▸ **DIRECTIONS FOR THIS TASK**
Output every line below without omitting or altering anything.

▸ **WORKING DATA**
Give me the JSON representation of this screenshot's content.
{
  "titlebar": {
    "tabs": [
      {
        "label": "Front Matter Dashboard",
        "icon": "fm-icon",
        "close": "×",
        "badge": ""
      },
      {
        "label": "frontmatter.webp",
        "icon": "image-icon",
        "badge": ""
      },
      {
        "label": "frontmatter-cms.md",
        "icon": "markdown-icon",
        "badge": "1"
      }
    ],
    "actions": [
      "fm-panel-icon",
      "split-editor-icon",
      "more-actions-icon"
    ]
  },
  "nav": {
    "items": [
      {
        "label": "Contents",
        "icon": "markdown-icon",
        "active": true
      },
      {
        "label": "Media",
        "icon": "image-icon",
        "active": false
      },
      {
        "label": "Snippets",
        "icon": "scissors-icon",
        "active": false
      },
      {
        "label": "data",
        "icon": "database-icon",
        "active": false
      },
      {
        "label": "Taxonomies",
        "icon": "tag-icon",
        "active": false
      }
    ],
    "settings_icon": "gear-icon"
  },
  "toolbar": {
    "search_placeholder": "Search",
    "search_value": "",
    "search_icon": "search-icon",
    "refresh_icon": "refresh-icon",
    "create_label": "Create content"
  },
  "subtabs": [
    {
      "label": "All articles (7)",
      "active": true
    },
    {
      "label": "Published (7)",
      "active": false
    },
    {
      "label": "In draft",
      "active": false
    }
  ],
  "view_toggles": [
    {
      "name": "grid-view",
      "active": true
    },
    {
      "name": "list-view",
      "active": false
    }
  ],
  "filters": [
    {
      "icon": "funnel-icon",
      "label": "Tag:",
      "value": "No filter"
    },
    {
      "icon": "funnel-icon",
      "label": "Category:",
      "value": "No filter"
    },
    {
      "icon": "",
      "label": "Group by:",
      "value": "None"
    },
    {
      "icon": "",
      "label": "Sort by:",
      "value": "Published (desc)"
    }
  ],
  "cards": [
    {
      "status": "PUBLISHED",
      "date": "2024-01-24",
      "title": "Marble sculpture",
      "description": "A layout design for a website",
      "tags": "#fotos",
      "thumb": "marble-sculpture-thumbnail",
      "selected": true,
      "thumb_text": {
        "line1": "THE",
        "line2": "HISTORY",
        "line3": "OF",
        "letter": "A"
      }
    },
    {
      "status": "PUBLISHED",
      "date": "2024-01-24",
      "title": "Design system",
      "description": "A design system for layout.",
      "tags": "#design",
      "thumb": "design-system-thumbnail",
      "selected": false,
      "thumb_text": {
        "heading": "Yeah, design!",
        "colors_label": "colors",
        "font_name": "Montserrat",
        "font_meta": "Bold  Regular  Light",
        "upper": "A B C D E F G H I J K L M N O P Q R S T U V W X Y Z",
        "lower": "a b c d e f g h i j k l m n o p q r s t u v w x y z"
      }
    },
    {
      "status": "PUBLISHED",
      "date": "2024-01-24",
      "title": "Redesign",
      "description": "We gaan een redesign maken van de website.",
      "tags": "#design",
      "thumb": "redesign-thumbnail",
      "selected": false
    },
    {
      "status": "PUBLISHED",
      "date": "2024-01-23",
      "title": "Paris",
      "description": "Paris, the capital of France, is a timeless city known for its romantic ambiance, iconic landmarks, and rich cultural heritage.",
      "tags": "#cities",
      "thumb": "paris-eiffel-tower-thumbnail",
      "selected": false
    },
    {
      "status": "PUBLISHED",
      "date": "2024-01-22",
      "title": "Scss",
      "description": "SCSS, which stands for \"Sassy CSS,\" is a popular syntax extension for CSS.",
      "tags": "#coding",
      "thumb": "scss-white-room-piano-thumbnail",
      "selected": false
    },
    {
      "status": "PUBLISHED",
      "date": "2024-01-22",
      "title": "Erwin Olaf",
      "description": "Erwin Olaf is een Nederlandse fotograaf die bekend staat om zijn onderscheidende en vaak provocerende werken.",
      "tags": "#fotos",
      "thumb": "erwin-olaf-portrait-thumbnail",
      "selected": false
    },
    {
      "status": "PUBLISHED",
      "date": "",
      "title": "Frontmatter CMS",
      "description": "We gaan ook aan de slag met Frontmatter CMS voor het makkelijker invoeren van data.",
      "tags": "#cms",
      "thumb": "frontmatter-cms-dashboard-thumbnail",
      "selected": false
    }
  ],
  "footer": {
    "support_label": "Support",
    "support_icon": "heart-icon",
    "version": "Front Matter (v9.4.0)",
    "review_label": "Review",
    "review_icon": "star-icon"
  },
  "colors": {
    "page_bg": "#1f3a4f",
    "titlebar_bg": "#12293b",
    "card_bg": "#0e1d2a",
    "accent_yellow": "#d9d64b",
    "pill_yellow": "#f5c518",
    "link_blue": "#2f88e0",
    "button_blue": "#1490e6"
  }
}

▸ **EXERCISE ANSWER**
Give me the JSON representation of this screenshot's content.
{
  "titlebar": {
    "tabs": [
      {
        "label": "Front Matter Dashboard",
        "icon": "fm-icon",
        "close": "×",
        "badge": ""
      },
      {
        "label": "frontmatter.webp",
        "icon": "image-icon",
        "badge": ""
      },
      {
        "label": "frontmatter-cms.md",
        "icon": "markdown-icon",
        "badge": "1"
      }
    ],
    "actions": [
      "fm-panel-icon",
      "split-editor-icon",
      "more-actions-icon"
    ]
  },
  "nav": {
    "items": [
      {
        "label": "Contents",
        "icon": "markdown-icon",
        "active": true
      },
      {
        "label": "Media",
        "icon": "image-icon",
        "active": false
      },
      {
        "label": "Snippets",
        "icon": "scissors-icon",
        "active": false
      },
      {
        "label": "data",
        "icon": "database-icon",
        "active": false
      },
      {
        "label": "Taxonomies",
        "icon": "tag-icon",
        "active": false
      }
    ],
    "settings_icon": "gear-icon"
  },
  "toolbar": {
    "search_placeholder": "Search",
    "search_value": "",
    "search_icon": "search-icon",
    "refresh_icon": "refresh-icon",
    "create_label": "Create content"
  },
  "subtabs": [
    {
      "label": "All articles (7)",
      "active": true
    },
    {
      "label": "Published (7)",
      "active": false
    },
    {
      "label": "In draft",
      "active": false
    }
  ],
  "view_toggles": [
    {
      "name": "grid-view",
      "active": true
    },
    {
      "name": "list-view",
      "active": false
    }
  ],
  "filters": [
    {
      "icon": "funnel-icon",
      "label": "Tag:",
      "value": "No filter"
    },
    {
      "icon": "funnel-icon",
      "label": "Category:",
      "value": "No filter"
    },
    {
      "icon": "",
      "label": "Group by:",
      "value": "None"
    },
    {
      "icon": "",
      "label": "Sort by:",
      "value": "Published (desc)"
    }
  ],
  "cards": [
    {
      "status": "PUBLISHED",
      "date": "2024-01-24",
      "title": "Marble sculpture",
      "description": "A layout design for a website",
      "tags": "#fotos",
      "thumb": "marble-sculpture-thumbnail",
      "selected": true,
      "thumb_text": {
        "line1": "THE",
        "line2": "HISTORY",
        "line3": "OF",
        "letter": "A"
      }
    },
    {
      "status": "PUBLISHED",
      "date": "2024-01-24",
      "title": "Design system",
      "description": "A design system for layout.",
      "tags": "#design",
      "thumb": "design-system-thumbnail",
      "selected": false,
      "thumb_text": {
        "heading": "Yeah, design!",
        "colors_label": "colors",
        "font_name": "Montserrat",
        "font_meta": "Bold  Regular  Light",
        "upper": "A B C D E F G H I J K L M N O P Q R S T U V W X Y Z",
        "lower": "a b c d e f g h i j k l m n o p q r s t u v w x y z"
      }
    },
    {
      "status": "PUBLISHED",
      "date": "2024-01-24",
      "title": "Redesign",
      "description": "We gaan een redesign maken van de website.",
      "tags": "#design",
      "thumb": "redesign-thumbnail",
      "selected": false
    },
    {
      "status": "PUBLISHED",
      "date": "2024-01-23",
      "title": "Paris",
      "description": "Paris, the capital of France, is a timeless city known for its romantic ambiance, iconic landmarks, and rich cultural heritage.",
      "tags": "#cities",
      "thumb": "paris-eiffel-tower-thumbnail",
      "selected": false
    },
    {
      "status": "PUBLISHED",
      "date": "2024-01-22",
      "title": "Scss",
      "description": "SCSS, which stands for \"Sassy CSS,\" is a popular syntax extension for CSS.",
      "tags": "#coding",
      "thumb": "scss-white-room-piano-thumbnail",
      "selected": false
    },
    {
      "status": "PUBLISHED",
      "date": "2024-01-22",
      "title": "Erwin Olaf",
      "description": "Erwin Olaf is een Nederlandse fotograaf die bekend staat om zijn onderscheidende en vaak provocerende werken.",
      "tags": "#fotos",
      "thumb": "erwin-olaf-portrait-thumbnail",
      "selected": false
    },
    {
      "status": "PUBLISHED",
      "date": "",
      "title": "Frontmatter CMS",
      "description": "We gaan ook aan de slag met Frontmatter CMS voor het makkelijker invoeren van data.",
      "tags": "#cms",
      "thumb": "frontmatter-cms-dashboard-thumbnail",
      "selected": false
    }
  ],
  "footer": {
    "support_label": "Support",
    "support_icon": "heart-icon",
    "version": "Front Matter (v9.4.0)",
    "review_label": "Review",
    "review_icon": "star-icon"
  },
  "colors": {
    "page_bg": "#1f3a4f",
    "titlebar_bg": "#12293b",
    "card_bg": "#0e1d2a",
    "accent_yellow": "#d9d64b",
    "pill_yellow": "#f5c518",
    "link_blue": "#2f88e0",
    "button_blue": "#1490e6"
  }
}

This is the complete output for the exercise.